Work required: Count every line where "Hobernicht" shows up, and give that number only.

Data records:
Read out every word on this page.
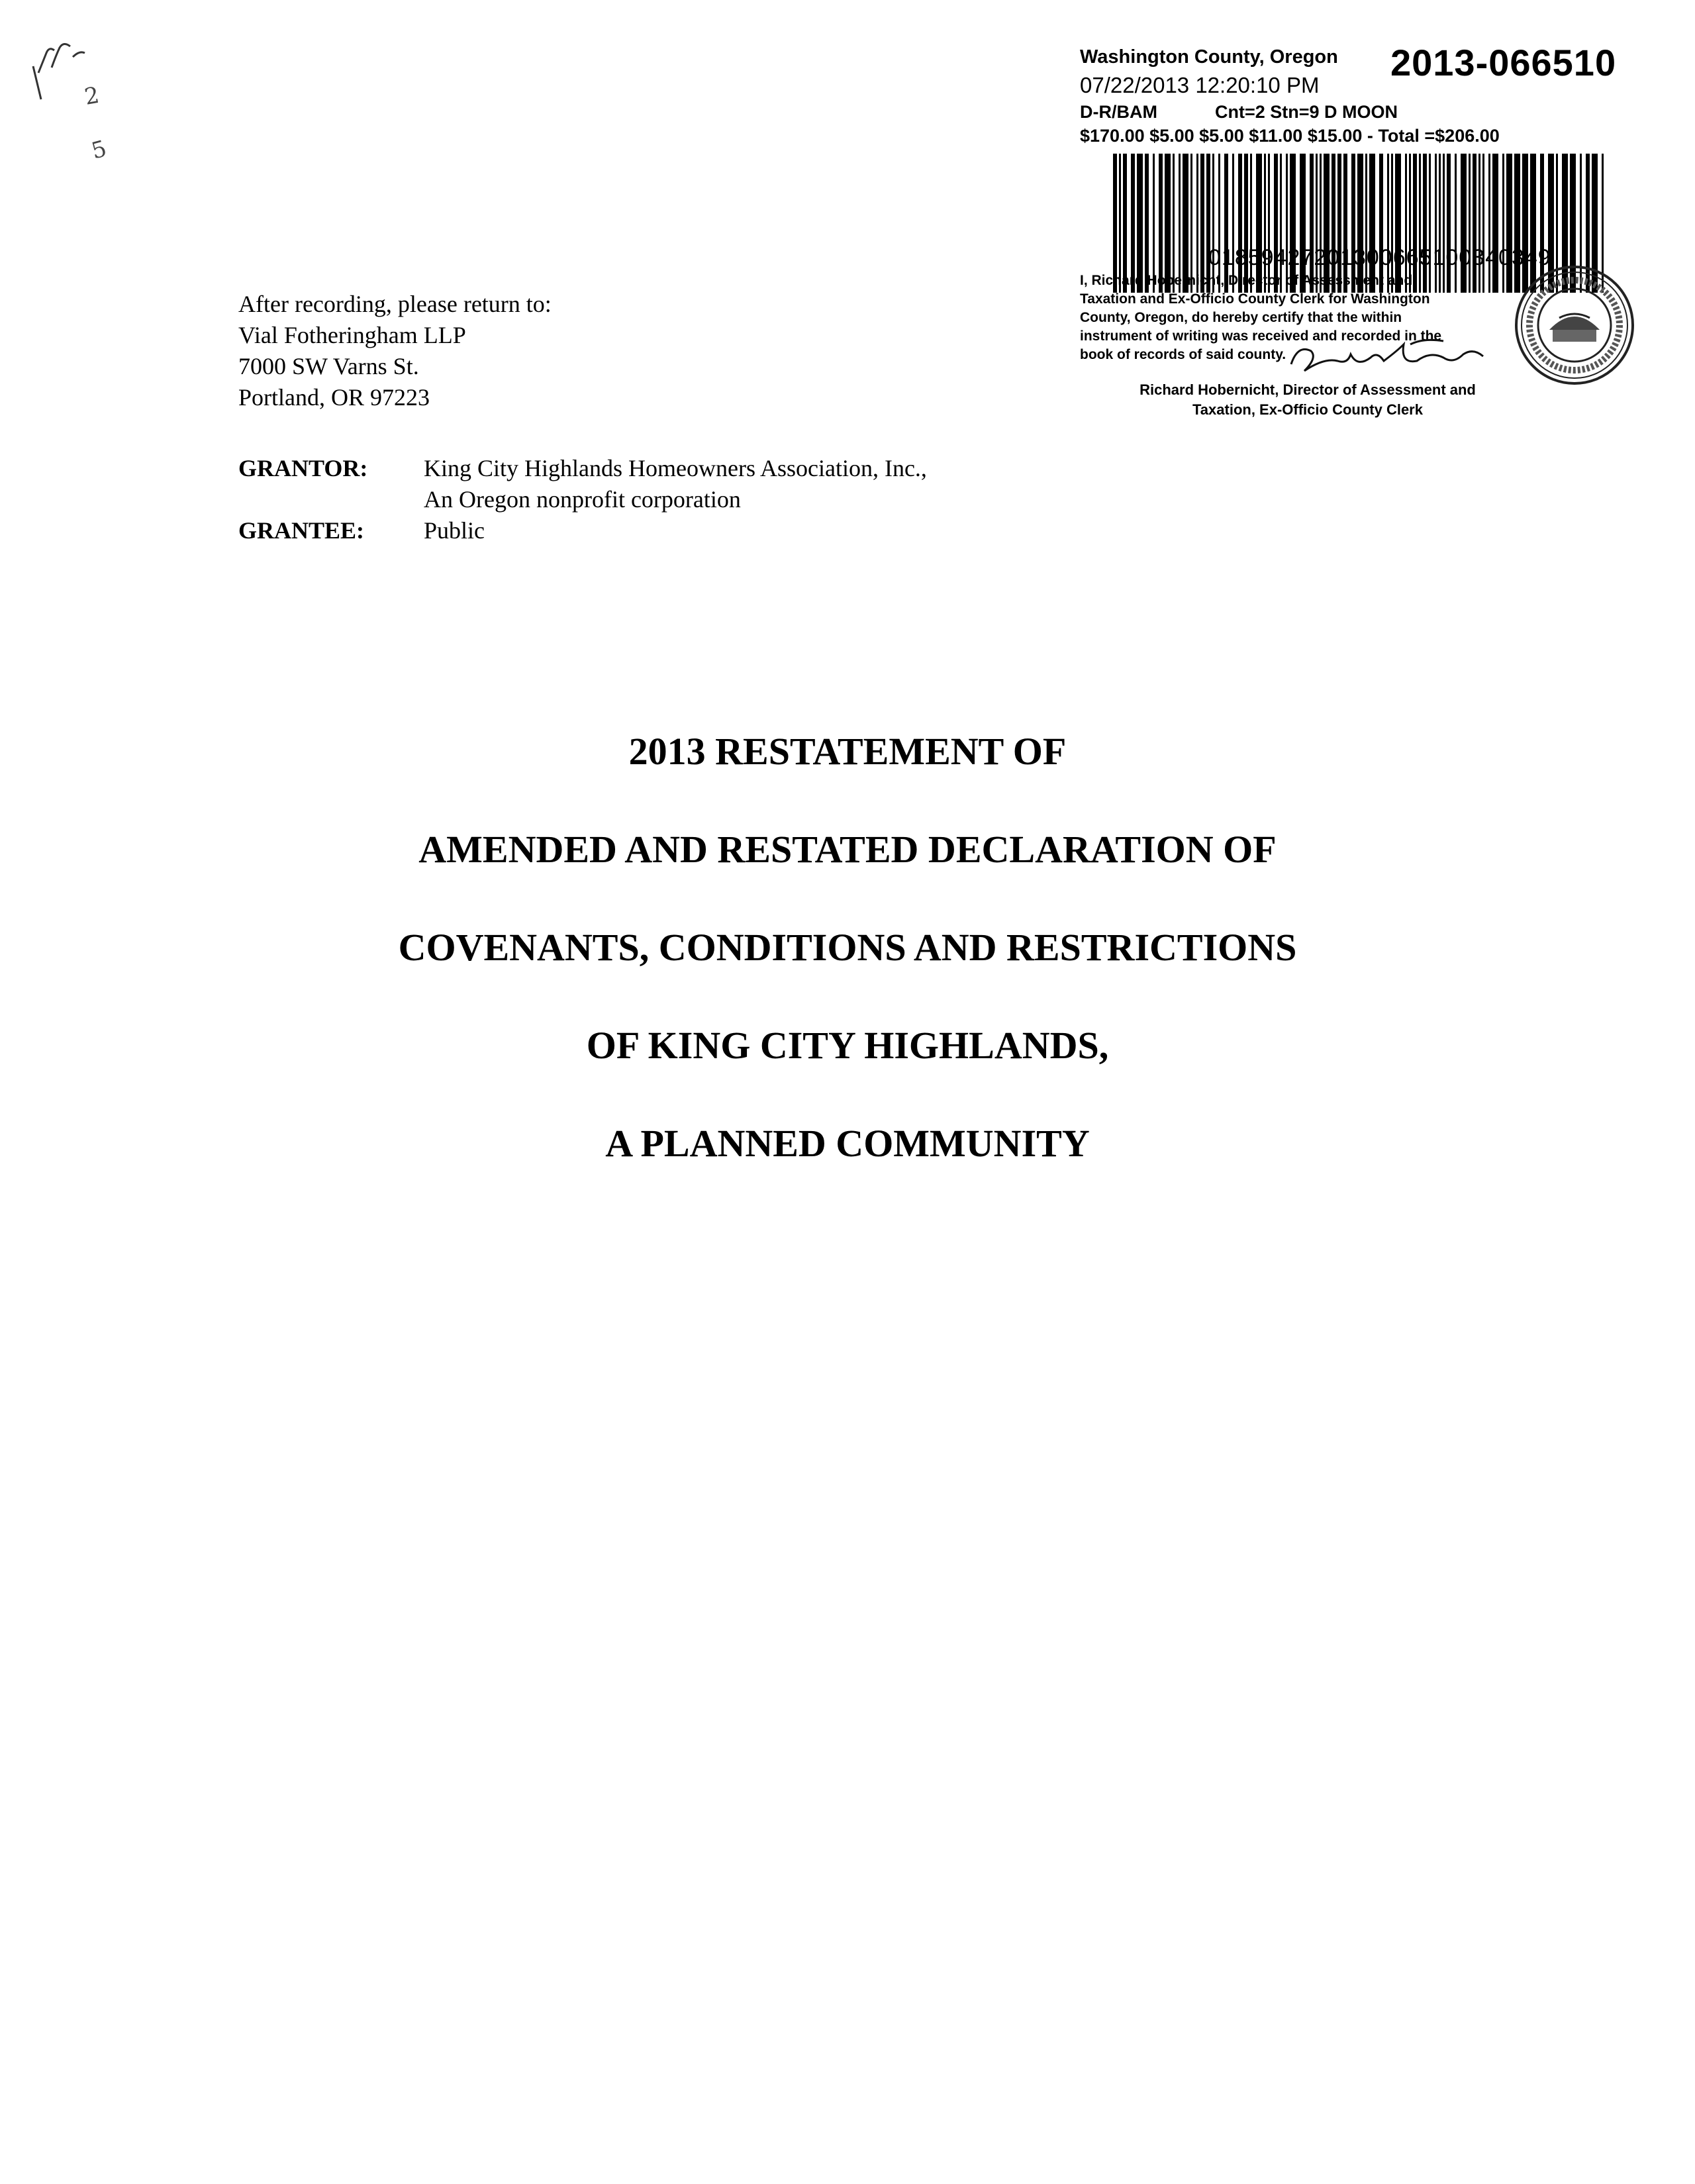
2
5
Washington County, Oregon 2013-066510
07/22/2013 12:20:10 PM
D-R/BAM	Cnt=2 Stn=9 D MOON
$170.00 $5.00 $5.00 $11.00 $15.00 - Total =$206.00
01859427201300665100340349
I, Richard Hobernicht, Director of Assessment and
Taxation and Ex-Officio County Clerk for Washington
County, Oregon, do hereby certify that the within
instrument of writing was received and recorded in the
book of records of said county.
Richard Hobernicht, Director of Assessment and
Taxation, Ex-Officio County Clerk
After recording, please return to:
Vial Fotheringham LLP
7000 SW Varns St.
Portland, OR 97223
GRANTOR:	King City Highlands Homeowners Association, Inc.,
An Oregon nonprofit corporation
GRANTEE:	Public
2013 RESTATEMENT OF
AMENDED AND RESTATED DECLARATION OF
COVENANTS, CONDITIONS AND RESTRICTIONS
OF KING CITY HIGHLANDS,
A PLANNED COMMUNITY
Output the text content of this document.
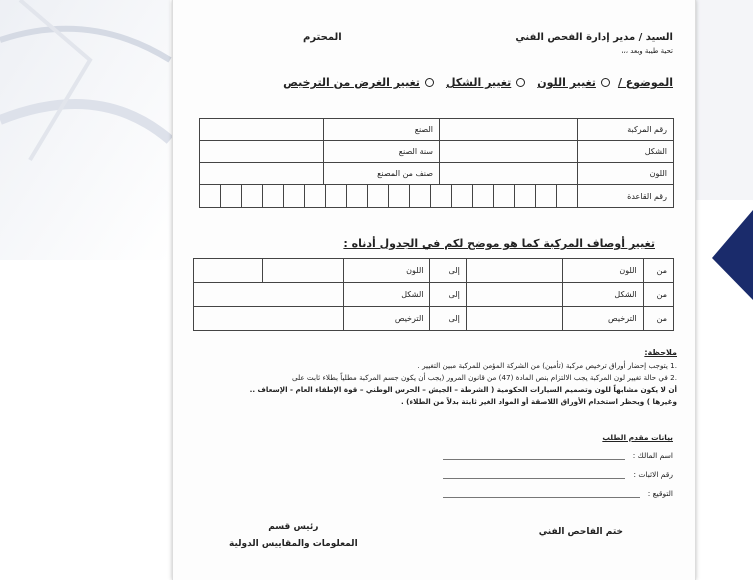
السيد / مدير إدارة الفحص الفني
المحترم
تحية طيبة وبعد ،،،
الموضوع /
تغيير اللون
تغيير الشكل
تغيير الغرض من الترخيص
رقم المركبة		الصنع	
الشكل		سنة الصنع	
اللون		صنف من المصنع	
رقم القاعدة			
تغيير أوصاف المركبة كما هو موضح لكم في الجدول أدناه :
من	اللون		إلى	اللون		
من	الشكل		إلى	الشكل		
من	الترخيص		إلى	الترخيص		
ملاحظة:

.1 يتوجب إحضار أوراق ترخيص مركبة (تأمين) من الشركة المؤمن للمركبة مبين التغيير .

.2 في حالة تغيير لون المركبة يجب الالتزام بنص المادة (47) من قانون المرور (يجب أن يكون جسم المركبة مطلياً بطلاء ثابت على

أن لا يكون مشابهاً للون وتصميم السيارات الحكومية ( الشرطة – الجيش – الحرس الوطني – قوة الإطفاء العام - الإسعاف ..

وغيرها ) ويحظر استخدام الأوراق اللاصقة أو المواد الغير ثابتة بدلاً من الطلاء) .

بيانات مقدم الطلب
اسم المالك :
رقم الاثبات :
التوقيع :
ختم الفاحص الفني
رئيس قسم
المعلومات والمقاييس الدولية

Completed exercise: 2